WHAT IS BEING ASKED -> Write down every entry below once more, exactly.

EXERCISE MATERIAL ->
** Begin **
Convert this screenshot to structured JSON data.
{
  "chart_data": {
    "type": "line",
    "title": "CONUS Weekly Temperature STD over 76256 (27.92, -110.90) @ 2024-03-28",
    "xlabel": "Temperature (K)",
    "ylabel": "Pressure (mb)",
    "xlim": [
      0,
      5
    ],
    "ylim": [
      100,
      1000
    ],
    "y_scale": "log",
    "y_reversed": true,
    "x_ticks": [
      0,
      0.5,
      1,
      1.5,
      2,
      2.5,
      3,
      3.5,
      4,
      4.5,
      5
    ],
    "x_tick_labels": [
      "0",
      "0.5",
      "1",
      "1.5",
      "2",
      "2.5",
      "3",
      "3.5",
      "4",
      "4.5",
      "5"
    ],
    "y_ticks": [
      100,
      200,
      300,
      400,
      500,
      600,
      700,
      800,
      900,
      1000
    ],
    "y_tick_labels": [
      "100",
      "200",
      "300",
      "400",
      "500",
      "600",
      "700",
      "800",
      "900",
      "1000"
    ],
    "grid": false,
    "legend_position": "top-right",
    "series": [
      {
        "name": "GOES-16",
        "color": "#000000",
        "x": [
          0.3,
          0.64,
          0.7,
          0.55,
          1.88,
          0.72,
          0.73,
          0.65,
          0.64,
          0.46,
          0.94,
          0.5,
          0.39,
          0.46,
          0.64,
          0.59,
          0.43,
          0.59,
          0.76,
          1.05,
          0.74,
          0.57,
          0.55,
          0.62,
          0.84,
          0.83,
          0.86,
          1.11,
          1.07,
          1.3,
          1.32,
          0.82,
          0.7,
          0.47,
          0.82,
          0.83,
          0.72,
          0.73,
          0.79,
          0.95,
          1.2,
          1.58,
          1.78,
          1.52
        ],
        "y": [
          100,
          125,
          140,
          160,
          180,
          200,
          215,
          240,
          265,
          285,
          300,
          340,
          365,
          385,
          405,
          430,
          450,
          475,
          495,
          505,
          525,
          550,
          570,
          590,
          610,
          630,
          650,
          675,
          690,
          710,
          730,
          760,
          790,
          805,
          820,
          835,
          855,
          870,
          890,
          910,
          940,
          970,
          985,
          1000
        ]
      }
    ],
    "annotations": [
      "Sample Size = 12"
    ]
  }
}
** End **
WRITTEN RESPONSE ->
Convert this screenshot to structured JSON data.
{
  "chart_data": {
    "type": "line",
    "title": "CONUS Weekly Temperature STD over 76256 (27.92, -110.90) @ 2024-03-28",
    "xlabel": "Temperature (K)",
    "ylabel": "Pressure (mb)",
    "xlim": [
      0,
      5
    ],
    "ylim": [
      100,
      1000
    ],
    "y_scale": "log",
    "y_reversed": true,
    "x_ticks": [
      0,
      0.5,
      1,
      1.5,
      2,
      2.5,
      3,
      3.5,
      4,
      4.5,
      5
    ],
    "x_tick_labels": [
      "0",
      "0.5",
      "1",
      "1.5",
      "2",
      "2.5",
      "3",
      "3.5",
      "4",
      "4.5",
      "5"
    ],
    "y_ticks": [
      100,
      200,
      300,
      400,
      500,
      600,
      700,
      800,
      900,
      1000
    ],
    "y_tick_labels": [
      "100",
      "200",
      "300",
      "400",
      "500",
      "600",
      "700",
      "800",
      "900",
      "1000"
    ],
    "grid": false,
    "legend_position": "top-right",
    "series": [
      {
        "name": "GOES-16",
        "color": "#000000",
        "x": [
          0.3,
          0.64,
          0.7,
          0.55,
          1.88,
          0.72,
          0.73,
          0.65,
          0.64,
          0.46,
          0.94,
          0.5,
          0.39,
          0.46,
          0.64,
          0.59,
          0.43,
          0.59,
          0.76,
          1.05,
          0.74,
          0.57,
          0.55,
          0.62,
          0.84,
          0.83,
          0.86,
          1.11,
          1.07,
          1.3,
          1.32,
          0.82,
          0.7,
          0.47,
          0.82,
          0.83,
          0.72,
          0.73,
          0.79,
          0.95,
          1.2,
          1.58,
          1.78,
          1.52
        ],
        "y": [
          100,
          125,
          140,
          160,
          180,
          200,
          215,
          240,
          265,
          285,
          300,
          340,
          365,
          385,
          405,
          430,
          450,
          475,
          495,
          505,
          525,
          550,
          570,
          590,
          610,
          630,
          650,
          675,
          690,
          710,
          730,
          760,
          790,
          805,
          820,
          835,
          855,
          870,
          890,
          910,
          940,
          970,
          985,
          1000
        ]
      }
    ],
    "annotations": [
      "Sample Size = 12"
    ]
  }
}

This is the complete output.